:: Written instruction ::
Gather every line of the records below that contains the string "range". Case counts.

:: Records for processing ::
──────────────────────────────

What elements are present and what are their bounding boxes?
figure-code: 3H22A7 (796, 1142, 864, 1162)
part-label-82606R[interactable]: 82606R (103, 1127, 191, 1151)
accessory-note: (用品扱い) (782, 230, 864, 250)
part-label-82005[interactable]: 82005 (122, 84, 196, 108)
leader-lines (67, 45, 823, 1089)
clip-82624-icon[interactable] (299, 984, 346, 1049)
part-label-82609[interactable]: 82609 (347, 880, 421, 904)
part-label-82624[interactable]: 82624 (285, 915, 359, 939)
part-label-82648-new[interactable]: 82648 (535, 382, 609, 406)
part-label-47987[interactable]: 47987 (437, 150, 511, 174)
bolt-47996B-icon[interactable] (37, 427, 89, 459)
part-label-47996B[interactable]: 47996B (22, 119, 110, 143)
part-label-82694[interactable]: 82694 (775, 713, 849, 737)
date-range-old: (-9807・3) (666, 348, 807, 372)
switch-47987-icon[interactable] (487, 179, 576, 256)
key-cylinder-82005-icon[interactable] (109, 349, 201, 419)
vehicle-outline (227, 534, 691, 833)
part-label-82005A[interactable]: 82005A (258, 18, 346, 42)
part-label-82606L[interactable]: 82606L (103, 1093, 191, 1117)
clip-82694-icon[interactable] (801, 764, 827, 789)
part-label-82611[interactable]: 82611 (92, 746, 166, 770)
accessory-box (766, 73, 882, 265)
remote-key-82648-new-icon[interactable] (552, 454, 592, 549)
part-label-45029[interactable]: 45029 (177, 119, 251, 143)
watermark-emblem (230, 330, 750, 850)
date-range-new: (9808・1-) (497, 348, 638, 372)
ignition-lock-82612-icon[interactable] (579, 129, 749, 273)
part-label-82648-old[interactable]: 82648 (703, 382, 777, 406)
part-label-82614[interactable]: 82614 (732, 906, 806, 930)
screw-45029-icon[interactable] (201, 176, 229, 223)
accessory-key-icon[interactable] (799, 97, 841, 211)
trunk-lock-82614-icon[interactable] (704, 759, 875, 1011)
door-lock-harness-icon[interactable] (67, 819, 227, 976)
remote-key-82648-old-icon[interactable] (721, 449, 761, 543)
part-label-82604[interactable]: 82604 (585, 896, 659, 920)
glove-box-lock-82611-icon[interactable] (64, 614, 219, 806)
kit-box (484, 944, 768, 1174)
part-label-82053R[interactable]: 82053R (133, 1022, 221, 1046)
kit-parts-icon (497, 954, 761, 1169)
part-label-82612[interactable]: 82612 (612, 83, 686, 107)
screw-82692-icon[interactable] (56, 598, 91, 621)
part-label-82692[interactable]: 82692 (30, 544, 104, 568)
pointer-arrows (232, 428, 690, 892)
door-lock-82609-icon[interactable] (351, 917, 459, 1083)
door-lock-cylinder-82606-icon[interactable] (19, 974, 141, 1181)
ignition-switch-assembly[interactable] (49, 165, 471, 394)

──────────────────────────────

:: Full response ::
date-range-old: (-9807・3) (666, 348, 807, 372)
date-range-new: (9808・1-) (497, 348, 638, 372)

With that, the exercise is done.